What is needed. Type out the records that follow, exactly as given.

Extracted information.

□ □ □ □ □

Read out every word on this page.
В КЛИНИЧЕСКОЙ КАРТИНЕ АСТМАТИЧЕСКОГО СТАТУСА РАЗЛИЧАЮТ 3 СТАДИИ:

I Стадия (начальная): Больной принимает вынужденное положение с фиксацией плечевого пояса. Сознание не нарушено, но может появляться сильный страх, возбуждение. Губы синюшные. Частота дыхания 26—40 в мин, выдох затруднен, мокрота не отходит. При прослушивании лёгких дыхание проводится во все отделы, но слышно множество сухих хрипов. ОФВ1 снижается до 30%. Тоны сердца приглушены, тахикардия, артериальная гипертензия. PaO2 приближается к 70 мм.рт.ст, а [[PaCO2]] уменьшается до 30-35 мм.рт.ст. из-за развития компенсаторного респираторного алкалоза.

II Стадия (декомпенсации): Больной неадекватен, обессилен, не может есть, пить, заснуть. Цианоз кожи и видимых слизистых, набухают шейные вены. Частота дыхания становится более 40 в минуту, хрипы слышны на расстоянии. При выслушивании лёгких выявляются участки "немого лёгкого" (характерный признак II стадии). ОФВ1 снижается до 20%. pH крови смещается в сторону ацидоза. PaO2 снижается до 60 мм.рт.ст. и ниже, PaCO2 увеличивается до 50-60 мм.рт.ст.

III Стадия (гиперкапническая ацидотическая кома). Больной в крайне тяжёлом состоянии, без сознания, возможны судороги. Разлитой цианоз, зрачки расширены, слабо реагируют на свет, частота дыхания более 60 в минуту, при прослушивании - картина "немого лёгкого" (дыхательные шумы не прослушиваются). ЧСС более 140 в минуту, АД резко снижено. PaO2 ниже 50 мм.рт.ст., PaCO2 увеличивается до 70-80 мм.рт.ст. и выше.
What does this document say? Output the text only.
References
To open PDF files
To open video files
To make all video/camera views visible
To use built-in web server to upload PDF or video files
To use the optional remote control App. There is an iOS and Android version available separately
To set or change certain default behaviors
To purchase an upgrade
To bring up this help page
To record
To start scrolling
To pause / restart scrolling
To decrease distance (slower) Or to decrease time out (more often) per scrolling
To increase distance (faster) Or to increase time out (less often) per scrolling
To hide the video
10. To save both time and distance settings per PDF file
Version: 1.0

□ □ □ □ □

Output of the task.
Read out every word on this page.
В КЛИНИЧЕСКОЙ КАРТИНЕ АСТМАТИЧЕСКОГО СТАТУСА РАЗЛИЧАЮТ 3 СТАДИИ:

I Стадия (начальная): Больной принимает вынужденное положение с фиксацией плечевого пояса. Сознание не нарушено, но может появляться сильный страх, возбуждение. Губы синюшные. Частота дыхания 26—40 в мин, выдох затруднен, мокрота не отходит. При прослушивании лёгких дыхание проводится во все отделы, но слышно множество сухих хрипов. ОФВ1 снижается до 30%. Тоны сердца приглушены, тахикардия, артериальная гипертензия. PaO2 приближается к 70 мм.рт.ст, а [[PaCO2]] уменьшается до 30-35 мм.рт.ст. из-за развития компенсаторного респираторного алкалоза.

II Стадия (декомпенсации): Больной неадекватен, обессилен, не может есть, пить, заснуть. Цианоз кожи и видимых слизистых, набухают шейные вены. Частота дыхания становится более 40 в минуту, хрипы слышны на расстоянии. При выслушивании лёгких выявляются участки "немого лёгкого" (характерный признак II стадии). ОФВ1 снижается до 20%. pH крови смещается в сторону ацидоза. PaO2 снижается до 60 мм.рт.ст. и ниже, PaCO2 увеличивается до 50-60 мм.рт.ст.

III Стадия (гиперкапническая ацидотическая кома). Больной в крайне тяжёлом состоянии, без сознания, возможны судороги. Разлитой цианоз, зрачки расширены, слабо реагируют на свет, частота дыхания более 60 в минуту, при прослушивании - картина "немого лёгкого" (дыхательные шумы не прослушиваются). ЧСС более 140 в минуту, АД резко снижено. PaO2 ниже 50 мм.рт.ст., PaCO2 увеличивается до 70-80 мм.рт.ст. и выше.
What does this document say? Output the text only.
References
To open PDF files
To open video files
To make all video/camera views visible
To use built-in web server to upload PDF or video files
To use the optional remote control App. There is an iOS and Android version available separately
To set or change certain default behaviors
To purchase an upgrade
To bring up this help page
To record
To start scrolling
To pause / restart scrolling
To decrease distance (slower) Or to decrease time out (more often) per scrolling
To increase distance (faster) Or to increase time out (less often) per scrolling
To hide the video
10. To save both time and distance settings per PDF file
Version: 1.0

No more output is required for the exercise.